**Short task**:
What follows is a set of entries. Give them again exactly, without the pictures.

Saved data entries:
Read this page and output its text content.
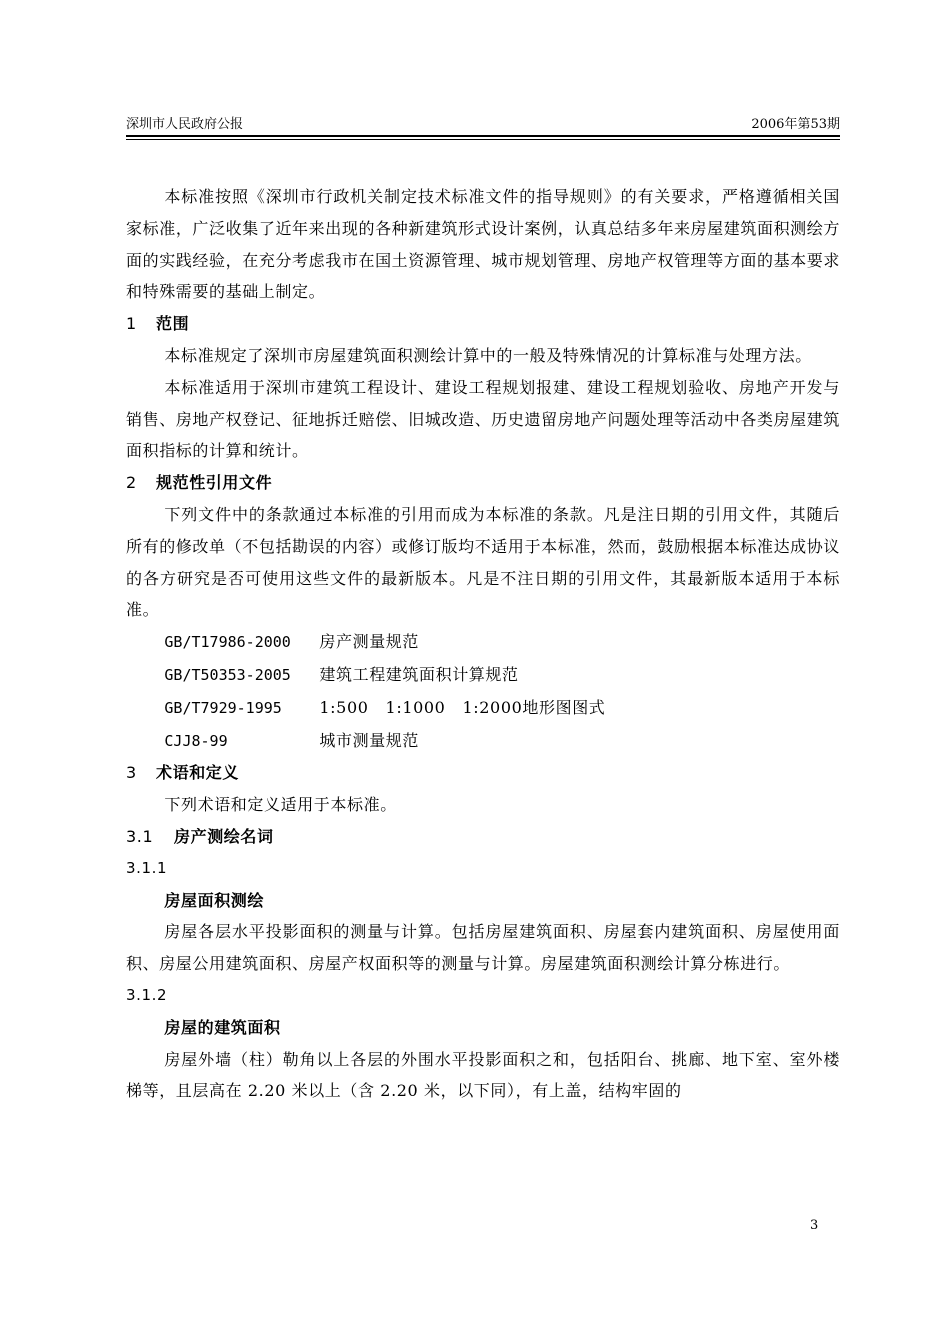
深圳市人民政府公报	2006年第53期

本标准按照《深圳市行政机关制定技术标准文件的指导规则》的有关要求，严格遵循相关国家标准，广泛收集了近年来出现的各种新建筑形式设计案例，认真总结多年来房屋建筑面积测绘方面的实践经验，在充分考虑我市在国土资源管理、城市规划管理、房地产权管理等方面的基本要求和特殊需要的基础上制定。

1 范围

本标准规定了深圳市房屋建筑面积测绘计算中的一般及特殊情况的计算标准与处理方法。

本标准适用于深圳市建筑工程设计、建设工程规划报建、建设工程规划验收、房地产开发与销售、房地产权登记、征地拆迁赔偿、旧城改造、历史遗留房地产问题处理等活动中各类房屋建筑面积指标的计算和统计。

2 规范性引用文件

下列文件中的条款通过本标准的引用而成为本标准的条款。凡是注日期的引用文件，其随后所有的修改单（不包括勘误的内容）或修订版均不适用于本标准，然而，鼓励根据本标准达成协议的各方研究是否可使用这些文件的最新版本。凡是不注日期的引用文件，其最新版本适用于本标准。

GB/T17986-2000 房产测量规范

GB/T50353-2005 建筑工程建筑面积计算规范

GB/T7929-1995 1:500   1:1000   1:2000地形图图式

CJJ8-99	城市测量规范

3 术语和定义

下列术语和定义适用于本标准。

3.1 房产测绘名词

3.1.1

房屋面积测绘

房屋各层水平投影面积的测量与计算。包括房屋建筑面积、房屋套内建筑面积、房屋使用面积、房屋公用建筑面积、房屋产权面积等的测量与计算。房屋建筑面积测绘计算分栋进行。

3.1.2

房屋的建筑面积

房屋外墙（柱）勒角以上各层的外围水平投影面积之和，包括阳台、挑廊、地下室、室外楼梯等，且层高在 2.20 米以上（含 2.20 米，以下同），有上盖，结构牢固的

3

**Result of the task**:
Read this page and output its text content.
深圳市人民政府公报	2006年第53期

本标准按照《深圳市行政机关制定技术标准文件的指导规则》的有关要求，严格遵循相关国家标准，广泛收集了近年来出现的各种新建筑形式设计案例，认真总结多年来房屋建筑面积测绘方面的实践经验，在充分考虑我市在国土资源管理、城市规划管理、房地产权管理等方面的基本要求和特殊需要的基础上制定。

1 范围

本标准规定了深圳市房屋建筑面积测绘计算中的一般及特殊情况的计算标准与处理方法。

本标准适用于深圳市建筑工程设计、建设工程规划报建、建设工程规划验收、房地产开发与销售、房地产权登记、征地拆迁赔偿、旧城改造、历史遗留房地产问题处理等活动中各类房屋建筑面积指标的计算和统计。

2 规范性引用文件

下列文件中的条款通过本标准的引用而成为本标准的条款。凡是注日期的引用文件，其随后所有的修改单（不包括勘误的内容）或修订版均不适用于本标准，然而，鼓励根据本标准达成协议的各方研究是否可使用这些文件的最新版本。凡是不注日期的引用文件，其最新版本适用于本标准。

GB/T17986-2000 房产测量规范

GB/T50353-2005 建筑工程建筑面积计算规范

GB/T7929-1995 1:500   1:1000   1:2000地形图图式

CJJ8-99	城市测量规范

3 术语和定义

下列术语和定义适用于本标准。

3.1 房产测绘名词

3.1.1

房屋面积测绘

房屋各层水平投影面积的测量与计算。包括房屋建筑面积、房屋套内建筑面积、房屋使用面积、房屋公用建筑面积、房屋产权面积等的测量与计算。房屋建筑面积测绘计算分栋进行。

3.1.2

房屋的建筑面积

房屋外墙（柱）勒角以上各层的外围水平投影面积之和，包括阳台、挑廊、地下室、室外楼梯等，且层高在 2.20 米以上（含 2.20 米，以下同），有上盖，结构牢固的

3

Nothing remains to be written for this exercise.